Given request: How many lines in the records below contain the string "note"? Reply with the number alone.

[Data listing]
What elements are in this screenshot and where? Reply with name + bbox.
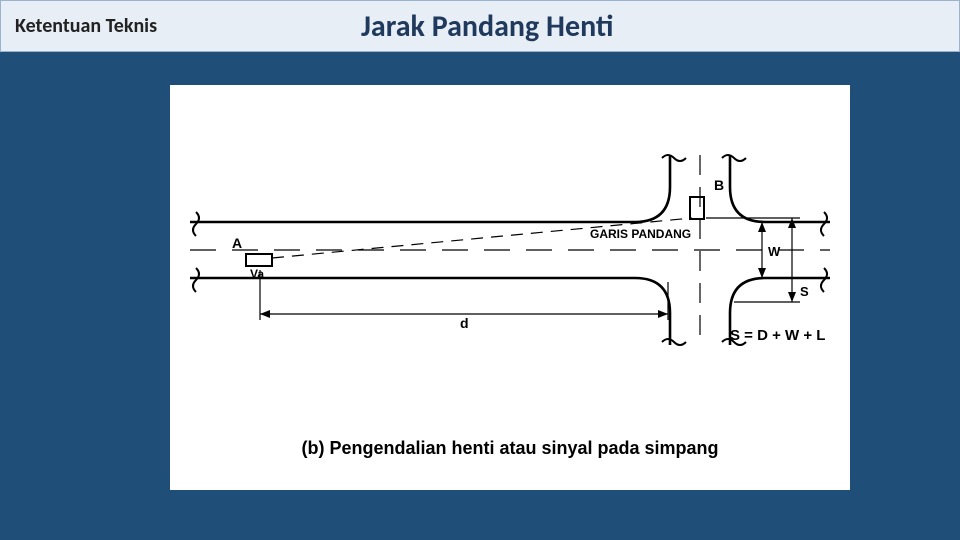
dimension-w-arrow-top	[758, 222, 766, 232]
dimension-d-arrow-left	[260, 310, 270, 318]
road-edge-top-left	[190, 155, 670, 222]
dimension-d-arrow-right	[658, 310, 668, 318]
label-w: W	[768, 244, 781, 259]
label-va: Va	[250, 267, 264, 281]
vehicle-a	[246, 254, 272, 266]
break-mark	[193, 212, 199, 236]
label-d: d	[460, 315, 469, 331]
break-mark	[193, 268, 199, 292]
break-mark	[821, 268, 827, 292]
label-formula: S = D + W + L	[730, 327, 825, 344]
break-mark	[662, 339, 686, 345]
header-left-label: Ketentuan Teknis	[1, 14, 361, 38]
break-mark	[722, 155, 746, 161]
intersection-diagram: A B Va d W S GARIS PANDANG S = D + W + L	[170, 85, 850, 415]
road-edge-bottom-left	[190, 278, 670, 345]
dimension-s-arrow-bottom	[788, 292, 796, 302]
dimension-w-arrow-bottom	[758, 268, 766, 278]
header-title: Jarak Pandang Henti	[361, 8, 613, 45]
vehicle-b	[690, 197, 704, 219]
break-mark	[821, 212, 827, 236]
label-s: S	[800, 284, 809, 299]
label-b: B	[714, 177, 724, 193]
road-edge-top-right	[730, 155, 830, 222]
label-a: A	[232, 235, 242, 251]
slide-header: Ketentuan Teknis Jarak Pandang Henti	[0, 0, 960, 52]
diagram-caption: (b) Pengendalian henti atau sinyal pada …	[170, 420, 850, 459]
label-garis-pandang: GARIS PANDANG	[590, 227, 691, 241]
break-mark	[662, 155, 686, 161]
diagram-container: A B Va d W S GARIS PANDANG S = D + W + L…	[170, 85, 850, 490]
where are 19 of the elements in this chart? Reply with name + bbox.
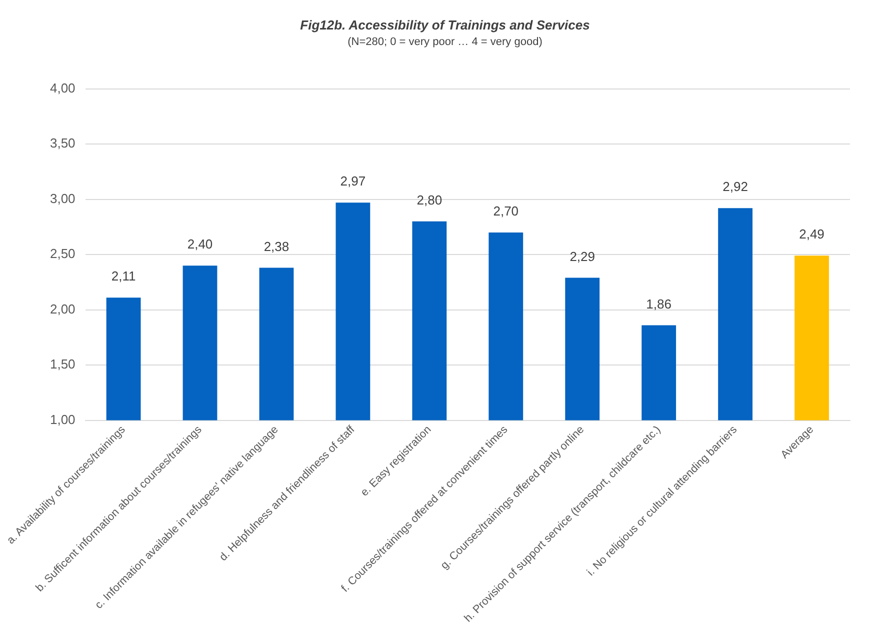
data-label: 2,29	[570, 248, 596, 264]
y-tick-label: 2,00	[50, 301, 76, 316]
chart-title: Fig12b. Accessibility of Trainings and Services	[300, 17, 590, 32]
data-label: 2,92	[722, 179, 748, 194]
data-label: 2,40	[187, 236, 213, 252]
y-tick-label: 1,50	[50, 356, 76, 372]
data-label: 2,38	[264, 238, 290, 254]
data-label: 1,86	[646, 296, 672, 312]
chart-subtitle: (N=280; 0 = very poor … 4 = very good)	[348, 36, 542, 48]
y-tick-label: 2,50	[50, 246, 76, 262]
y-tick-label: 3,50	[50, 136, 76, 151]
y-tick-label: 3,00	[50, 190, 76, 206]
data-label: 2,49	[799, 226, 824, 242]
data-label: 2,80	[416, 192, 442, 208]
y-tick-label: 1,00	[50, 412, 76, 427]
data-label: 2,97	[340, 174, 366, 189]
y-tick-label: 4,00	[50, 80, 76, 96]
data-label: 2,70	[493, 204, 519, 219]
data-label: 2,11	[111, 268, 136, 284]
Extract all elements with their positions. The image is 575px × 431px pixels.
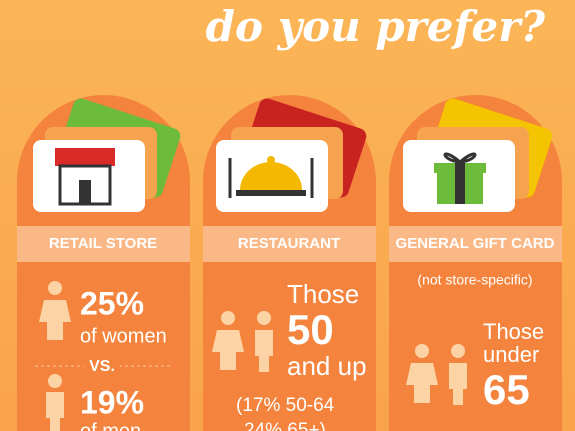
stat-label: Those bbox=[483, 319, 544, 344]
stat-label: and up bbox=[287, 351, 367, 381]
subheader: (not store-specific) bbox=[417, 272, 532, 288]
stat-label: of men bbox=[80, 420, 141, 431]
title: do you prefer? bbox=[206, 2, 546, 51]
stat-note: (17% 50-64 bbox=[236, 395, 335, 416]
stat: 19% bbox=[80, 384, 144, 420]
stat: 25% bbox=[80, 285, 144, 321]
stat: 65 bbox=[483, 366, 530, 413]
vs-badge bbox=[84, 354, 120, 378]
column-header: RESTAURANT bbox=[238, 235, 340, 252]
header-band bbox=[389, 226, 562, 262]
store-icon bbox=[55, 148, 115, 206]
stat-label: under bbox=[483, 342, 539, 367]
gift-icon bbox=[434, 152, 486, 204]
header-band bbox=[203, 226, 376, 262]
column-header: GENERAL GIFT CARD bbox=[396, 235, 555, 252]
column-header: RETAIL STORE bbox=[49, 235, 157, 252]
stat-label: of women bbox=[80, 325, 167, 347]
stat-label: Those bbox=[287, 279, 359, 309]
stat-note: 24% 65+) bbox=[244, 420, 326, 431]
person-icon bbox=[39, 281, 467, 431]
cloche-icon bbox=[228, 156, 314, 198]
stat: 50 bbox=[287, 306, 334, 353]
header-band bbox=[17, 226, 190, 262]
vs-label: VS. bbox=[89, 358, 115, 375]
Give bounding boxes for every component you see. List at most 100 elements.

Solution to the problem: 2